**BRIEF**. Repeat the records word for word, starting at the first line and ending at the line that contains "title-line-2: Daily Mean", and give nothing else.

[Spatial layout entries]
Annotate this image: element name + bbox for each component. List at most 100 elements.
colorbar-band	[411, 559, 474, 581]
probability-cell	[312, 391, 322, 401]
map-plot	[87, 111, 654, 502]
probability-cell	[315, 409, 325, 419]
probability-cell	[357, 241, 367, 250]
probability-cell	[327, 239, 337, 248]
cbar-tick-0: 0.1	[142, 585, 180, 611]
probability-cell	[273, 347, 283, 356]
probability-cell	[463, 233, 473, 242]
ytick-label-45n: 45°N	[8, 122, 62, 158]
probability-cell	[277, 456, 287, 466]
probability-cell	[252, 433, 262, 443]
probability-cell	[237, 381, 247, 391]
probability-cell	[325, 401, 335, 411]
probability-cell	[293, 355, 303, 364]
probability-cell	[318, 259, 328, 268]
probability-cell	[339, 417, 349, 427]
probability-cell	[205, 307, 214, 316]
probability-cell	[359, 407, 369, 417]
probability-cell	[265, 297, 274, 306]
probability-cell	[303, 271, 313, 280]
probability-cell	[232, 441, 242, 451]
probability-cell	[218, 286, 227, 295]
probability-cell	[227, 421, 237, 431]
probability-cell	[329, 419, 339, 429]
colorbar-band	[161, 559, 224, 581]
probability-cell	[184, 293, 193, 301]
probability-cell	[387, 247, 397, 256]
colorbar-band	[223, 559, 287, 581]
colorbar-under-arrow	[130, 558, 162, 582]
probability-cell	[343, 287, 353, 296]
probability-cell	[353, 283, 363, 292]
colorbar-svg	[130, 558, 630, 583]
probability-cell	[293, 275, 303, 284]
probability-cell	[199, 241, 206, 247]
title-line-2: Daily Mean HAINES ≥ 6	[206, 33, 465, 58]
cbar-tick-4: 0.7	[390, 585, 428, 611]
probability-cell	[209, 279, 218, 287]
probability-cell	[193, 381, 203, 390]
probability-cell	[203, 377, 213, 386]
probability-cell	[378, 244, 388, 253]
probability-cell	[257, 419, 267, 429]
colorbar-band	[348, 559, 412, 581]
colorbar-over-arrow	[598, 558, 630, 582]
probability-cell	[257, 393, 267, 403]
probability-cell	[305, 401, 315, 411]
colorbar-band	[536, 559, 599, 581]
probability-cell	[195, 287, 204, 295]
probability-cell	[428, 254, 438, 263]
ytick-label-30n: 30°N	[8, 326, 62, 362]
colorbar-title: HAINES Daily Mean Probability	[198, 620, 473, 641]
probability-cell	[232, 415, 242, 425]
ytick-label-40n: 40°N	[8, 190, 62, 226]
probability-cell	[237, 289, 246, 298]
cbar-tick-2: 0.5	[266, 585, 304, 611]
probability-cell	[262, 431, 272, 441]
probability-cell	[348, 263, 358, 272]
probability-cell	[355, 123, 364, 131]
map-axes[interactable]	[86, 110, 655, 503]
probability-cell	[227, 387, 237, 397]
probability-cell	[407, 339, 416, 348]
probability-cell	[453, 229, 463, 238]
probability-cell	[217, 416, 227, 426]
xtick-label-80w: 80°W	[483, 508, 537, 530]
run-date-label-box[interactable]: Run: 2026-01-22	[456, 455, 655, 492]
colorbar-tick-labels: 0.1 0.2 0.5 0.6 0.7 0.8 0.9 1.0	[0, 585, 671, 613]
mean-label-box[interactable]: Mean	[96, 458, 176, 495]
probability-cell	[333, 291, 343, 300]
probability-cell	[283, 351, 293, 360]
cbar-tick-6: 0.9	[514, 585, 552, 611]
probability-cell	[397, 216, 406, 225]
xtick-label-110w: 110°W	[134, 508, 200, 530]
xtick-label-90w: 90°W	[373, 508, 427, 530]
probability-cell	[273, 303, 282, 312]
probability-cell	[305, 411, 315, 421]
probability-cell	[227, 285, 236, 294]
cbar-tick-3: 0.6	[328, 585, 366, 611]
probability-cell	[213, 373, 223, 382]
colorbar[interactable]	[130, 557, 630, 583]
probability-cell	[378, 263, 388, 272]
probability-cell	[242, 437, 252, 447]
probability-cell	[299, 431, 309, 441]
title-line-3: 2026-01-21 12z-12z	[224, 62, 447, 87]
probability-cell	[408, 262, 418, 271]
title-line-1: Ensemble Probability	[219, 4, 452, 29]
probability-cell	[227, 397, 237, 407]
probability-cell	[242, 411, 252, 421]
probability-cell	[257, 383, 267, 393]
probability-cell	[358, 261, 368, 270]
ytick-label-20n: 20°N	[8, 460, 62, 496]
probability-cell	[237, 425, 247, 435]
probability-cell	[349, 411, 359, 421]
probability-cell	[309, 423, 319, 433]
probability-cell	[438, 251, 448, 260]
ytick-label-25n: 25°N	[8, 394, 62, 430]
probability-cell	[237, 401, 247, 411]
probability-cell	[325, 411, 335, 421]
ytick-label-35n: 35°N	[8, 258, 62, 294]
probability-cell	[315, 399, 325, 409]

**SOLUTION**.
Annotate this image: element name + bbox for each component. List at most 100 elements.
colorbar-band	[411, 559, 474, 581]
probability-cell	[312, 391, 322, 401]
map-plot	[87, 111, 654, 502]
probability-cell	[315, 409, 325, 419]
probability-cell	[357, 241, 367, 250]
probability-cell	[327, 239, 337, 248]
cbar-tick-0: 0.1	[142, 585, 180, 611]
probability-cell	[273, 347, 283, 356]
probability-cell	[463, 233, 473, 242]
ytick-label-45n: 45°N	[8, 122, 62, 158]
probability-cell	[277, 456, 287, 466]
probability-cell	[252, 433, 262, 443]
probability-cell	[237, 381, 247, 391]
probability-cell	[325, 401, 335, 411]
probability-cell	[293, 355, 303, 364]
probability-cell	[318, 259, 328, 268]
probability-cell	[339, 417, 349, 427]
probability-cell	[205, 307, 214, 316]
probability-cell	[359, 407, 369, 417]
probability-cell	[265, 297, 274, 306]
probability-cell	[303, 271, 313, 280]
probability-cell	[232, 441, 242, 451]
probability-cell	[218, 286, 227, 295]
probability-cell	[227, 421, 237, 431]
probability-cell	[329, 419, 339, 429]
colorbar-band	[161, 559, 224, 581]
probability-cell	[184, 293, 193, 301]
probability-cell	[387, 247, 397, 256]
colorbar-band	[223, 559, 287, 581]
colorbar-under-arrow	[130, 558, 162, 582]
probability-cell	[343, 287, 353, 296]
probability-cell	[353, 283, 363, 292]
colorbar-svg	[130, 558, 630, 583]
probability-cell	[293, 275, 303, 284]
probability-cell	[199, 241, 206, 247]
title-line-2: Daily Mean HAINES ≥ 6	[206, 33, 465, 58]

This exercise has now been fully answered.